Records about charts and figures

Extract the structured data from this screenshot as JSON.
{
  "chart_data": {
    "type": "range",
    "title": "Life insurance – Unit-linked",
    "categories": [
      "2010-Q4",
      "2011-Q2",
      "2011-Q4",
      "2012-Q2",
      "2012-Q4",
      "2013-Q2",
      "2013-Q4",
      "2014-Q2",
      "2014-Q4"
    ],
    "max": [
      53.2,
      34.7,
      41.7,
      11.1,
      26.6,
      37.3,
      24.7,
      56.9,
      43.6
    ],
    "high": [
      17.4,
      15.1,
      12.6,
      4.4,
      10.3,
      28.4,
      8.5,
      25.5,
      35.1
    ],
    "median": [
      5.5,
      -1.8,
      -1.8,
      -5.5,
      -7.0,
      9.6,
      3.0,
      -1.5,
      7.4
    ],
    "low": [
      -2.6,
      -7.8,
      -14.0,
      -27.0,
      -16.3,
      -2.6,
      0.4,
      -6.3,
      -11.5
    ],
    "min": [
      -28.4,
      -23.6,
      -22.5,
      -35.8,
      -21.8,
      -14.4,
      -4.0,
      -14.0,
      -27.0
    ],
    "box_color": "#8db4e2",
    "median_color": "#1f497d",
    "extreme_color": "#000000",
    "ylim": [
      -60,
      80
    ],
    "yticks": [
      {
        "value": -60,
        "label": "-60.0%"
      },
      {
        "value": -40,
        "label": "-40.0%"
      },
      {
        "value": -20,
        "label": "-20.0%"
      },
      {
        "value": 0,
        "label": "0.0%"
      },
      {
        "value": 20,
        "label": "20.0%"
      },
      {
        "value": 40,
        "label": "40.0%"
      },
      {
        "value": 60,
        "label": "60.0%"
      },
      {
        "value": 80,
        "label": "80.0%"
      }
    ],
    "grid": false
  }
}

### AIM OF THE EXERCISE
Retype the records above exactly.

### EXERCISE ANSWER
Extract the structured data from this screenshot as JSON.
{
  "chart_data": {
    "type": "range",
    "title": "Life insurance – Unit-linked",
    "categories": [
      "2010-Q4",
      "2011-Q2",
      "2011-Q4",
      "2012-Q2",
      "2012-Q4",
      "2013-Q2",
      "2013-Q4",
      "2014-Q2",
      "2014-Q4"
    ],
    "max": [
      53.2,
      34.7,
      41.7,
      11.1,
      26.6,
      37.3,
      24.7,
      56.9,
      43.6
    ],
    "high": [
      17.4,
      15.1,
      12.6,
      4.4,
      10.3,
      28.4,
      8.5,
      25.5,
      35.1
    ],
    "median": [
      5.5,
      -1.8,
      -1.8,
      -5.5,
      -7.0,
      9.6,
      3.0,
      -1.5,
      7.4
    ],
    "low": [
      -2.6,
      -7.8,
      -14.0,
      -27.0,
      -16.3,
      -2.6,
      0.4,
      -6.3,
      -11.5
    ],
    "min": [
      -28.4,
      -23.6,
      -22.5,
      -35.8,
      -21.8,
      -14.4,
      -4.0,
      -14.0,
      -27.0
    ],
    "box_color": "#8db4e2",
    "median_color": "#1f497d",
    "extreme_color": "#000000",
    "ylim": [
      -60,
      80
    ],
    "yticks": [
      {
        "value": -60,
        "label": "-60.0%"
      },
      {
        "value": -40,
        "label": "-40.0%"
      },
      {
        "value": -20,
        "label": "-20.0%"
      },
      {
        "value": 0,
        "label": "0.0%"
      },
      {
        "value": 20,
        "label": "20.0%"
      },
      {
        "value": 40,
        "label": "40.0%"
      },
      {
        "value": 60,
        "label": "60.0%"
      },
      {
        "value": 80,
        "label": "80.0%"
      }
    ],
    "grid": false
  }
}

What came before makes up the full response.